**GOAL OF THE EXERCISE:**
List, from the lines below, each one with "review" in it.

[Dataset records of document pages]
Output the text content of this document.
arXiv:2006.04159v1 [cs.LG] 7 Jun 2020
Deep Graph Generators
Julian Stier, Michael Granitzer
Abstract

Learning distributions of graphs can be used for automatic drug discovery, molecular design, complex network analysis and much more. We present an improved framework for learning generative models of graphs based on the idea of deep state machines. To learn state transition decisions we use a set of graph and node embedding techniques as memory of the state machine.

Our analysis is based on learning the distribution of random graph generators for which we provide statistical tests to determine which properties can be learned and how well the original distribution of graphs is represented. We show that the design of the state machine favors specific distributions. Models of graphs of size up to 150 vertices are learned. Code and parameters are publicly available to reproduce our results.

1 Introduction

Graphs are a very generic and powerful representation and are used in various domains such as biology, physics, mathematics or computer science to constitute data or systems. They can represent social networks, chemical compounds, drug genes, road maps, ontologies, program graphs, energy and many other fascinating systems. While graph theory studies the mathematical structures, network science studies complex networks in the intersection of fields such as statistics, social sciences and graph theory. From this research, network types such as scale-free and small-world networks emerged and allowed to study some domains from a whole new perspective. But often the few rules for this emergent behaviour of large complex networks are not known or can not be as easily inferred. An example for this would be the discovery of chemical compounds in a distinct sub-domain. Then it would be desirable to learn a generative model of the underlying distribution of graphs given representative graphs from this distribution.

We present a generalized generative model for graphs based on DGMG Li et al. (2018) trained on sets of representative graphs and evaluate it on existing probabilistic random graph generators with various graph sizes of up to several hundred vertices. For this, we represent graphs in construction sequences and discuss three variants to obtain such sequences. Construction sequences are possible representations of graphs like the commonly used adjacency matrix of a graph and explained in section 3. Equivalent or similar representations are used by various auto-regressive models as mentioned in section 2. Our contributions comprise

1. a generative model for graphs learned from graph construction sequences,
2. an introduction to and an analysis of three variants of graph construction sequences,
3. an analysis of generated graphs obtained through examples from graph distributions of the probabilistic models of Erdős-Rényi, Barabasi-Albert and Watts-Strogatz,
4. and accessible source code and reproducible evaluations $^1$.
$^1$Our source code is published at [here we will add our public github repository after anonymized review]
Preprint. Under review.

**TASK RESULT:**
$^1$Our source code is published at [here we will add our public github repository after anonymized review]
Preprint. Under review.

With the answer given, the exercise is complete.